Stated task = Make an exact copy of all the entries, but do not reproduce the pictures.

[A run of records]
[START]
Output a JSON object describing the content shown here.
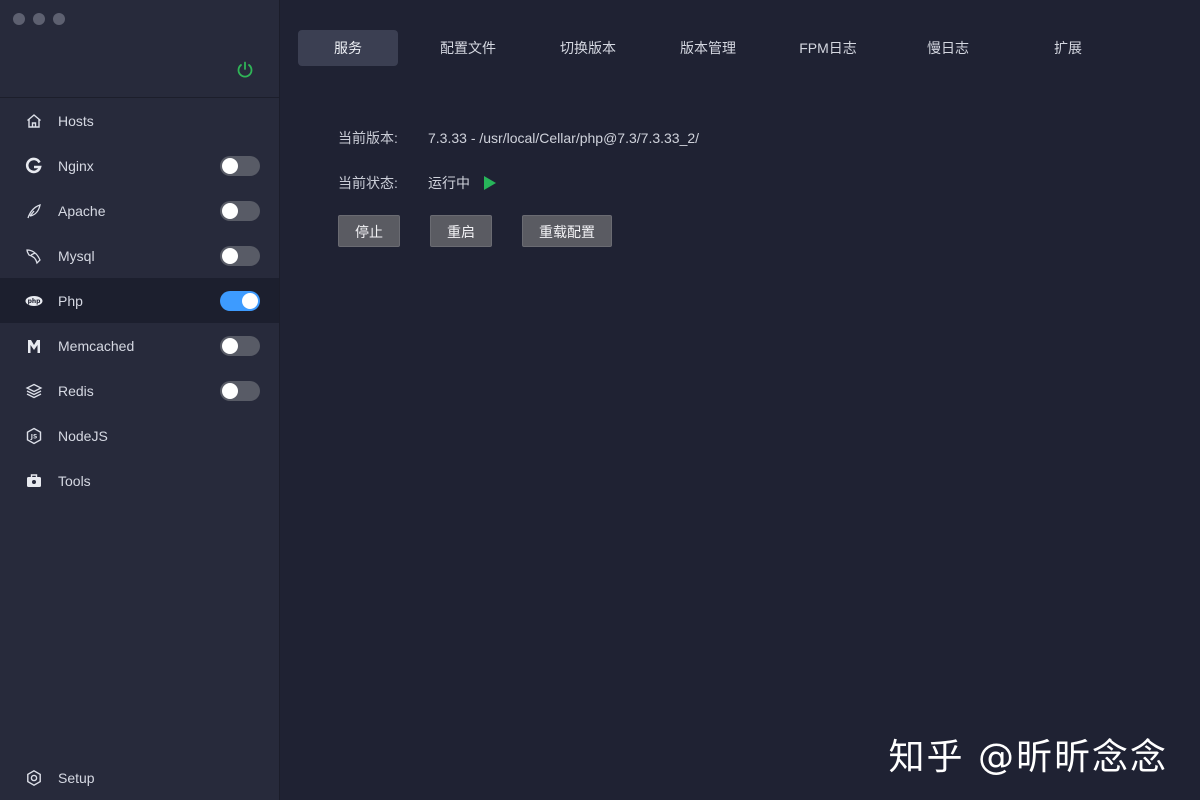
{
  "tabs": [
    "服务",
    "配置文件",
    "切换版本",
    "版本管理",
    "FPM日志",
    "慢日志",
    "扩展"
  ],
  "sidebar": {
    "items": [
      {
        "label": "Hosts",
        "icon": "home-icon",
        "toggle": null
      },
      {
        "label": "Nginx",
        "icon": "nginx-icon",
        "toggle": false
      },
      {
        "label": "Apache",
        "icon": "feather-icon",
        "toggle": false
      },
      {
        "label": "Mysql",
        "icon": "dolphin-icon",
        "toggle": false
      },
      {
        "label": "Php",
        "icon": "php-icon",
        "toggle": true,
        "active": true
      },
      {
        "label": "Memcached",
        "icon": "memcached-icon",
        "toggle": false
      },
      {
        "label": "Redis",
        "icon": "layers-icon",
        "toggle": false
      },
      {
        "label": "NodeJS",
        "icon": "nodejs-icon",
        "toggle": null
      },
      {
        "label": "Tools",
        "icon": "toolbox-icon",
        "toggle": null
      }
    ],
    "setup_label": "Setup"
  },
  "main": {
    "version_label": "当前版本:",
    "version_value": "7.3.33 - /usr/local/Cellar/php@7.3/7.3.33_2/",
    "status_label": "当前状态:",
    "status_value": "运行中",
    "buttons": {
      "stop": "停止",
      "restart": "重启",
      "reload": "重载配置"
    }
  },
  "watermark": "知乎 @昕昕念念",
  "colors": {
    "accent": "#3d9bff",
    "running": "#27b55a",
    "power": "#2fb557"
  }
}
[END]
Response =
Output a JSON object describing the content shown here.
{
  "tabs": [
    "服务",
    "配置文件",
    "切换版本",
    "版本管理",
    "FPM日志",
    "慢日志",
    "扩展"
  ],
  "sidebar": {
    "items": [
      {
        "label": "Hosts",
        "icon": "home-icon",
        "toggle": null
      },
      {
        "label": "Nginx",
        "icon": "nginx-icon",
        "toggle": false
      },
      {
        "label": "Apache",
        "icon": "feather-icon",
        "toggle": false
      },
      {
        "label": "Mysql",
        "icon": "dolphin-icon",
        "toggle": false
      },
      {
        "label": "Php",
        "icon": "php-icon",
        "toggle": true,
        "active": true
      },
      {
        "label": "Memcached",
        "icon": "memcached-icon",
        "toggle": false
      },
      {
        "label": "Redis",
        "icon": "layers-icon",
        "toggle": false
      },
      {
        "label": "NodeJS",
        "icon": "nodejs-icon",
        "toggle": null
      },
      {
        "label": "Tools",
        "icon": "toolbox-icon",
        "toggle": null
      }
    ],
    "setup_label": "Setup"
  },
  "main": {
    "version_label": "当前版本:",
    "version_value": "7.3.33 - /usr/local/Cellar/php@7.3/7.3.33_2/",
    "status_label": "当前状态:",
    "status_value": "运行中",
    "buttons": {
      "stop": "停止",
      "restart": "重启",
      "reload": "重载配置"
    }
  },
  "watermark": "知乎 @昕昕念念",
  "colors": {
    "accent": "#3d9bff",
    "running": "#27b55a",
    "power": "#2fb557"
  }
}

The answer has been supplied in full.